Reproduce the listing word for word, from its first line through the line that contains "like-button[interactable]: Like <box>12", including both of those lines.

DATASET EXTRACT:
---

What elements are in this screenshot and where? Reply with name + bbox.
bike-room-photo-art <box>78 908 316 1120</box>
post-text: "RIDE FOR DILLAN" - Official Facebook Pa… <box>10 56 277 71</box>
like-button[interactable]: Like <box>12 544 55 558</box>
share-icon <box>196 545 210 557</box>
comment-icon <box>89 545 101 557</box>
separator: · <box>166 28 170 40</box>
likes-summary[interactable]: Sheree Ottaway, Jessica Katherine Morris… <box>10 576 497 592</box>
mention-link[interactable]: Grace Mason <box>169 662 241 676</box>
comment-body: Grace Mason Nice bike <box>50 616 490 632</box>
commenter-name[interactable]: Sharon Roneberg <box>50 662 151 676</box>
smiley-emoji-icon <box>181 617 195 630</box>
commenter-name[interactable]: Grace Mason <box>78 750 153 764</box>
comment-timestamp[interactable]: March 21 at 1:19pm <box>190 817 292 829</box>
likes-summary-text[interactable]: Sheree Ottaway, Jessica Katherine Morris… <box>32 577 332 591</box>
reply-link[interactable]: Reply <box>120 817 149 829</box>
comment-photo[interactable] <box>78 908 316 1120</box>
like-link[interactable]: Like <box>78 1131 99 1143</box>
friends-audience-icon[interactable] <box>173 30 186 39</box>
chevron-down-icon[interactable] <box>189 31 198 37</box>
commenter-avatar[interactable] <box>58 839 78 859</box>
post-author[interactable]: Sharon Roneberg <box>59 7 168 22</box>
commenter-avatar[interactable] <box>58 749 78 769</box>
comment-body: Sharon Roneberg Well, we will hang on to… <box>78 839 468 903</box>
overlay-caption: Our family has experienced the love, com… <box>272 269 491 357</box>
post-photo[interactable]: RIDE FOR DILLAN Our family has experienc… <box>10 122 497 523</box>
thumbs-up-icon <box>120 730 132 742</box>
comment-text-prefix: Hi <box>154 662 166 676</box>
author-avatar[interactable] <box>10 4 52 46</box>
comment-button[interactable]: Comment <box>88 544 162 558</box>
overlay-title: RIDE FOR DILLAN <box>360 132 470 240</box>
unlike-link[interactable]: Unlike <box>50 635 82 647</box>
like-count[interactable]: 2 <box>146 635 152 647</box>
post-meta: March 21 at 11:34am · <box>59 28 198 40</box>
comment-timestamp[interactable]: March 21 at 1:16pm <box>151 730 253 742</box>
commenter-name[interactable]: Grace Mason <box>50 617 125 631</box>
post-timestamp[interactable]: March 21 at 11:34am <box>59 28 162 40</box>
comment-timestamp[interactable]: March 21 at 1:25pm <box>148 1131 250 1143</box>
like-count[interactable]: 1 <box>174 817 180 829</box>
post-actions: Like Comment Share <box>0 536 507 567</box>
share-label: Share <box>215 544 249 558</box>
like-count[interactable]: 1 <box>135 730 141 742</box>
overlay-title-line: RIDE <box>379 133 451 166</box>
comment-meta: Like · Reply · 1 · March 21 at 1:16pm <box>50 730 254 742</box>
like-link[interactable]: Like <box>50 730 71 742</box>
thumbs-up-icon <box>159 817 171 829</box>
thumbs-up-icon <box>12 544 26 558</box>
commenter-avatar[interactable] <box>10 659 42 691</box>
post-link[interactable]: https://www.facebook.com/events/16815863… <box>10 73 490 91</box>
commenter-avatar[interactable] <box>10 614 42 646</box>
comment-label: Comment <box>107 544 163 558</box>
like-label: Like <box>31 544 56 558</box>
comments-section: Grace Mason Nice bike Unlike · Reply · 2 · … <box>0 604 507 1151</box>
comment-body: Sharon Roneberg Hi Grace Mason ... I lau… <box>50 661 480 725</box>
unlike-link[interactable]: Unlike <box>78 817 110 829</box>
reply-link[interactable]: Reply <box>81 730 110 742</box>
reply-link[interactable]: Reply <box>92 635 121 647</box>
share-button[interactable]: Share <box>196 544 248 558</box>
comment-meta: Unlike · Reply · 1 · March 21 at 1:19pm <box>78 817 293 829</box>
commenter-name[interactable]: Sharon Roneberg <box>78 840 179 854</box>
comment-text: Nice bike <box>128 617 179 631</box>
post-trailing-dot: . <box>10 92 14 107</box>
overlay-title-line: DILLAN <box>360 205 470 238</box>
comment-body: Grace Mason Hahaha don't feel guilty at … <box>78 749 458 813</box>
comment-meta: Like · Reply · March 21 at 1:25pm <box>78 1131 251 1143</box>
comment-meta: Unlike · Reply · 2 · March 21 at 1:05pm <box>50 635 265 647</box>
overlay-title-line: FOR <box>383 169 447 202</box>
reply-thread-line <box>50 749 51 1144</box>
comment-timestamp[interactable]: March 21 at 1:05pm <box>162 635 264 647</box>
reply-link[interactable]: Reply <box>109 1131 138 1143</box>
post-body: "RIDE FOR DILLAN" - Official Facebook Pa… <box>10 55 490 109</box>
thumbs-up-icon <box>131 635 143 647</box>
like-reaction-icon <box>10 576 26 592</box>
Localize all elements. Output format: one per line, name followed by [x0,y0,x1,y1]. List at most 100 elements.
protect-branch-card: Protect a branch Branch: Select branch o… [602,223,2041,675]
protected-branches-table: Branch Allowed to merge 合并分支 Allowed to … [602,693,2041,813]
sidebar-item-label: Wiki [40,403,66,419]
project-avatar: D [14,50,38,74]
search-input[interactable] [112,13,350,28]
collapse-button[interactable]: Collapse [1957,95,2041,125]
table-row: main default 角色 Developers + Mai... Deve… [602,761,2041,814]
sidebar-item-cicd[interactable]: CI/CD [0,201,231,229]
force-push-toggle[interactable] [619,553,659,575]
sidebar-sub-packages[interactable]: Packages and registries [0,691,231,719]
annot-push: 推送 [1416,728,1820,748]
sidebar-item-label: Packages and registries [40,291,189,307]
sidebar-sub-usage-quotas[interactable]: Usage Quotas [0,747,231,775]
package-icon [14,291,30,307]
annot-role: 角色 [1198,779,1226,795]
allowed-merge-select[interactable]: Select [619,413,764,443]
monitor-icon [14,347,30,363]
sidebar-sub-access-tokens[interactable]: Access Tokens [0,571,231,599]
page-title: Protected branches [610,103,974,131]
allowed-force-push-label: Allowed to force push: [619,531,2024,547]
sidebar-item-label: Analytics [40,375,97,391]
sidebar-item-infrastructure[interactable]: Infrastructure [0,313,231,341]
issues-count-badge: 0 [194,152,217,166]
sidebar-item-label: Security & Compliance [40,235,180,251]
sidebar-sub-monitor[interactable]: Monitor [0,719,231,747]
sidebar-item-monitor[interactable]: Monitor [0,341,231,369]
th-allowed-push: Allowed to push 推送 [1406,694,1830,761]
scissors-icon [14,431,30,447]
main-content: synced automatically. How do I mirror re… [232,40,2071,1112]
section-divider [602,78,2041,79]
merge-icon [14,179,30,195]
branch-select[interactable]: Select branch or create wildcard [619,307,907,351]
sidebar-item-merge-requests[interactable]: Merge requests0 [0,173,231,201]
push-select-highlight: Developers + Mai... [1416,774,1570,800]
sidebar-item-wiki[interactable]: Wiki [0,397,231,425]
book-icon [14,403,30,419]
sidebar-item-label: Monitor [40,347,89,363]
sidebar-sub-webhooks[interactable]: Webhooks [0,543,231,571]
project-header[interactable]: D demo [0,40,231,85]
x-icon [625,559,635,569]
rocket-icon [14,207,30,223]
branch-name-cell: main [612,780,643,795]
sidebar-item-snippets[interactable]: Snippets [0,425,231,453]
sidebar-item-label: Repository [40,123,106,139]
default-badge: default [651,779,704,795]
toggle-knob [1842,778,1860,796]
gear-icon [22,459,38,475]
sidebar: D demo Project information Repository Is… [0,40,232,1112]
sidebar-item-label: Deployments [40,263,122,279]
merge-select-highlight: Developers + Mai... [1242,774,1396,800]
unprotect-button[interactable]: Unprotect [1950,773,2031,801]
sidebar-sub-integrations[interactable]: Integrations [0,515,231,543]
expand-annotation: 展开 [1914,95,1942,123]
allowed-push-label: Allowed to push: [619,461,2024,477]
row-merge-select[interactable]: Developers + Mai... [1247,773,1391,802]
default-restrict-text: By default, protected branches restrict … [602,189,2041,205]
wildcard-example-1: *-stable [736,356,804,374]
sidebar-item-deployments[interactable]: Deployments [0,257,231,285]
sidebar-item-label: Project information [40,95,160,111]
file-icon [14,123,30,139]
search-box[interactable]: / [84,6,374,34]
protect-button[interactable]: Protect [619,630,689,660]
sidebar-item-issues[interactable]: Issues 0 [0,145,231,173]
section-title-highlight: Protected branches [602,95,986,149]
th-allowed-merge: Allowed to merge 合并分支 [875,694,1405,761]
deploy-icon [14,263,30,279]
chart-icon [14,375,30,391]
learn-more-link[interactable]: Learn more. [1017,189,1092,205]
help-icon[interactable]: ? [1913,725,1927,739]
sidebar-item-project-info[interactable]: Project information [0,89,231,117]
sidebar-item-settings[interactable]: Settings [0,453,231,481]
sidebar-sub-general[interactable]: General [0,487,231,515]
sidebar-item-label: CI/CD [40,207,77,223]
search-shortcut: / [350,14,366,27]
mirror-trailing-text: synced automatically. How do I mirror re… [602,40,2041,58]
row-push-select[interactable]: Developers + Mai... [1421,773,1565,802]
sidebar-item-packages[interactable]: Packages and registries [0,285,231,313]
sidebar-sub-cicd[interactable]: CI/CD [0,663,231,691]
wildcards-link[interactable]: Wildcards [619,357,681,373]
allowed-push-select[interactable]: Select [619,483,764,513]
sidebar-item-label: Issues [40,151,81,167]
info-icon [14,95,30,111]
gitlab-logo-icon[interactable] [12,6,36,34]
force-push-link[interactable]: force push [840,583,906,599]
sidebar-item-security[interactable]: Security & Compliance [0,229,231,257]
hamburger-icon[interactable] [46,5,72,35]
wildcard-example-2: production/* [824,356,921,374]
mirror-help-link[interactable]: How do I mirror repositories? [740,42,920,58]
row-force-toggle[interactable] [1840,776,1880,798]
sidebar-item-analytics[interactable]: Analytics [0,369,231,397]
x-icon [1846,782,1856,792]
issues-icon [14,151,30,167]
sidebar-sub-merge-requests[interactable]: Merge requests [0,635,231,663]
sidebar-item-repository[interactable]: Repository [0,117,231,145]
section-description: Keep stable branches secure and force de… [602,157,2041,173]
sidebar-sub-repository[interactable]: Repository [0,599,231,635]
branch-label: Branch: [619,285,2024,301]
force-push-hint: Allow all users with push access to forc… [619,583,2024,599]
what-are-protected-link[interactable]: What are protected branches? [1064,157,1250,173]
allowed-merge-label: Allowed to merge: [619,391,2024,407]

---

SOLUTION BELOW:
What elements are in this screenshot and where? Reply with name + bbox.
bike-room-photo-art <box>78 908 316 1120</box>
post-text: "RIDE FOR DILLAN" - Official Facebook Pa… <box>10 56 277 71</box>
like-button[interactable]: Like <box>12 544 55 558</box>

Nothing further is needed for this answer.